* Begin *
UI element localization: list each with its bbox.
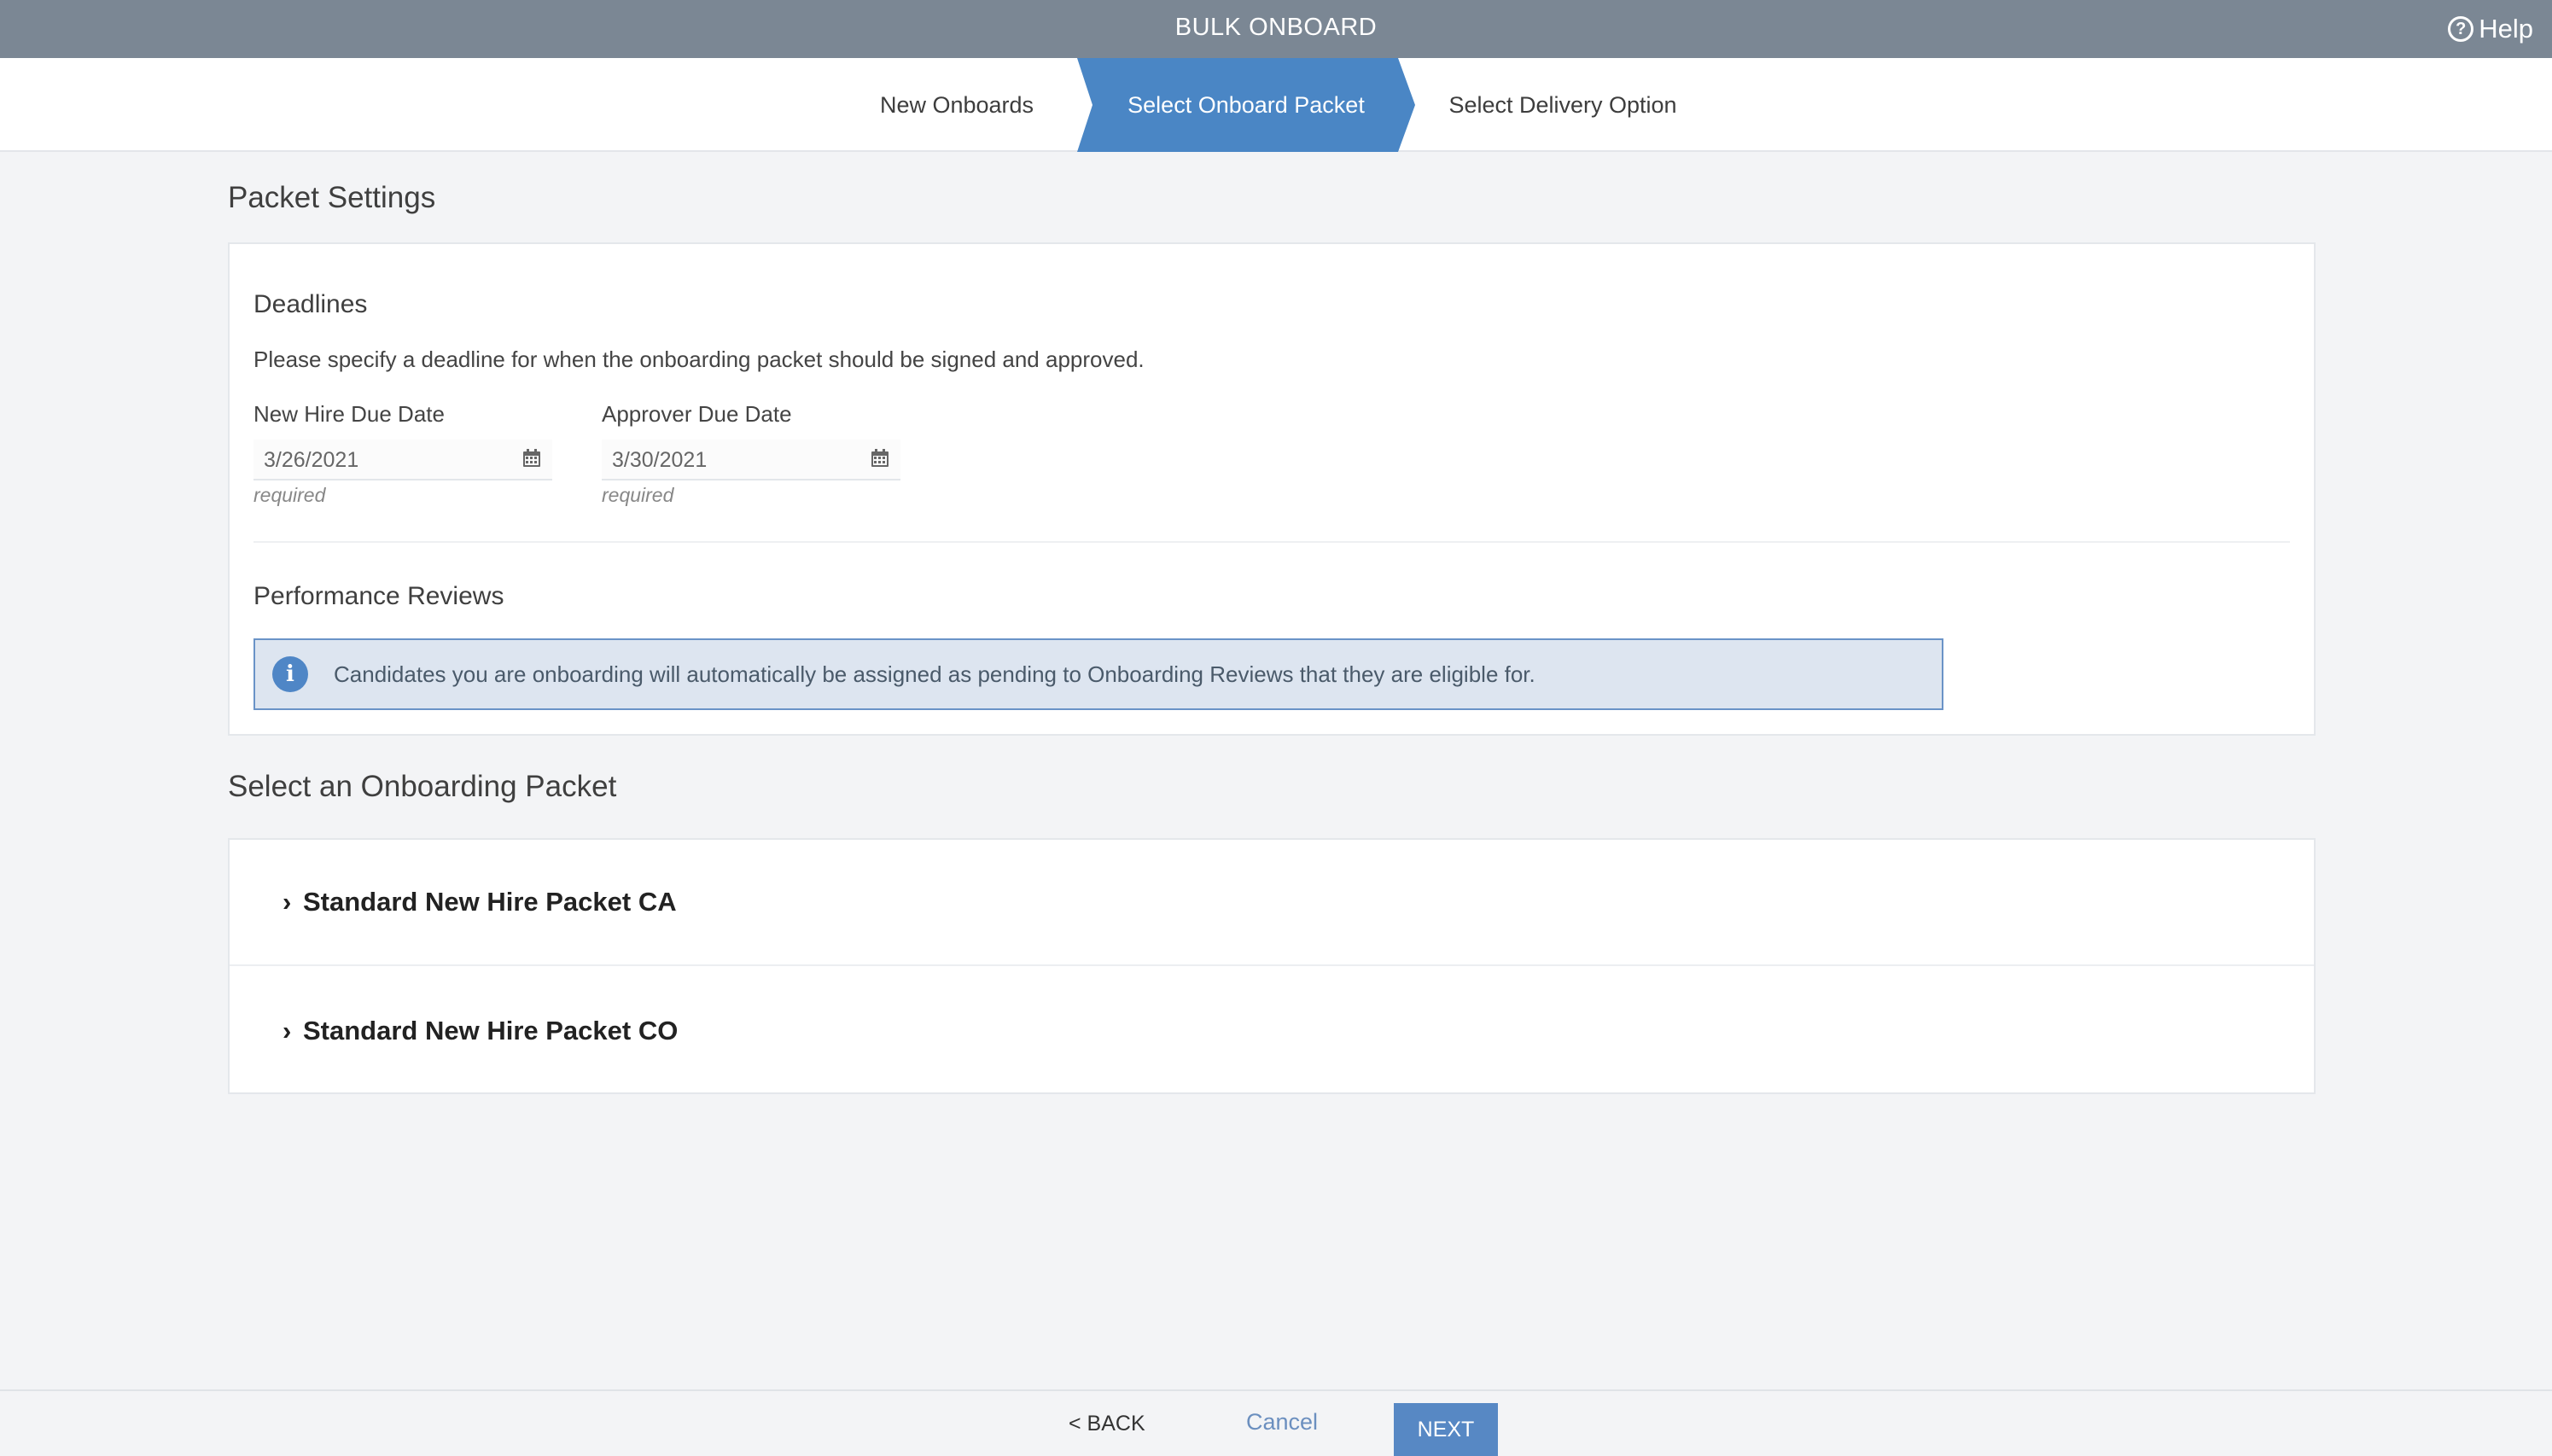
info-message: Candidates you are onboarding will autom…: [334, 661, 1535, 687]
performance-reviews-heading: Performance Reviews: [253, 582, 504, 610]
new-hire-due-date-field: New Hire Due Date 3/26/2021 required: [253, 401, 552, 507]
back-button[interactable]: < BACK: [1069, 1391, 1145, 1456]
new-hire-due-date-input[interactable]: 3/26/2021: [253, 440, 552, 480]
approver-due-date-input[interactable]: 3/30/2021: [602, 440, 900, 480]
step-new-onboards[interactable]: New Onboards: [845, 58, 1069, 152]
step-label: Select Delivery Option: [1448, 92, 1677, 118]
next-button[interactable]: NEXT: [1394, 1403, 1498, 1456]
packet-item-label: Standard New Hire Packet CO: [303, 1016, 679, 1045]
new-hire-due-date-value: 3/26/2021: [264, 448, 359, 472]
step-label: Select Onboard Packet: [1127, 92, 1365, 118]
packet-list: › Standard New Hire Packet CA › Standard…: [228, 838, 2316, 1094]
page-title: BULK ONBOARD: [1174, 14, 1378, 41]
approver-due-date-field: Approver Due Date 3/30/2021 required: [602, 401, 900, 507]
wizard-footer: < BACK Cancel NEXT: [0, 1389, 2552, 1456]
help-label: Help: [2479, 14, 2533, 44]
help-link[interactable]: ? Help: [2448, 0, 2533, 58]
packet-item-standard-co[interactable]: › Standard New Hire Packet CO: [230, 968, 2314, 1094]
packet-item-standard-ca[interactable]: › Standard New Hire Packet CA: [230, 840, 2314, 966]
new-hire-due-date-label: New Hire Due Date: [253, 401, 445, 427]
step-select-onboard-packet[interactable]: Select Onboard Packet: [1077, 58, 1415, 152]
wizard-stepper: New Onboards Select Onboard Packet Selec…: [0, 58, 2552, 152]
chevron-right-icon: ›: [283, 1016, 292, 1045]
section-divider: [253, 541, 2290, 543]
step-label: New Onboards: [879, 92, 1034, 118]
step-select-delivery-option[interactable]: Select Delivery Option: [1415, 58, 1710, 152]
title-bar: BULK ONBOARD ? Help: [0, 0, 2552, 58]
deadlines-heading: Deadlines: [253, 290, 368, 318]
cancel-button[interactable]: Cancel: [1246, 1391, 1318, 1453]
packet-item-label: Standard New Hire Packet CA: [303, 887, 677, 917]
required-hint: required: [602, 484, 674, 506]
approver-due-date-label: Approver Due Date: [602, 401, 792, 427]
select-packet-heading: Select an Onboarding Packet: [228, 770, 617, 803]
help-circle-icon: ?: [2448, 16, 2474, 42]
packet-settings-card: Deadlines Please specify a deadline for …: [228, 242, 2316, 736]
required-hint: required: [253, 484, 326, 506]
approver-due-date-value: 3/30/2021: [612, 448, 708, 472]
deadlines-description: Please specify a deadline for when the o…: [253, 347, 1145, 372]
packet-settings-heading: Packet Settings: [228, 181, 436, 214]
performance-reviews-info-banner: i Candidates you are onboarding will aut…: [253, 638, 1943, 710]
info-icon: i: [272, 656, 308, 692]
calendar-icon[interactable]: [870, 448, 890, 469]
chevron-right-icon: ›: [283, 887, 292, 917]
calendar-icon[interactable]: [521, 448, 542, 469]
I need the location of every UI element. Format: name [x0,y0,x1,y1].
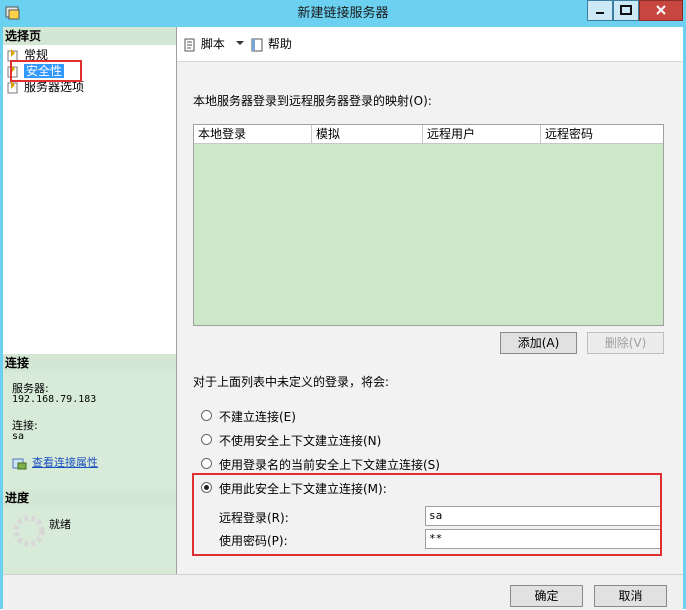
* End *
# Aim
Pick out each line in the material that contains the string "chevron".

# Final answer
chevron-right-icon: ›: [283, 1016, 292, 1045]
chevron-right-icon: ›: [283, 887, 292, 917]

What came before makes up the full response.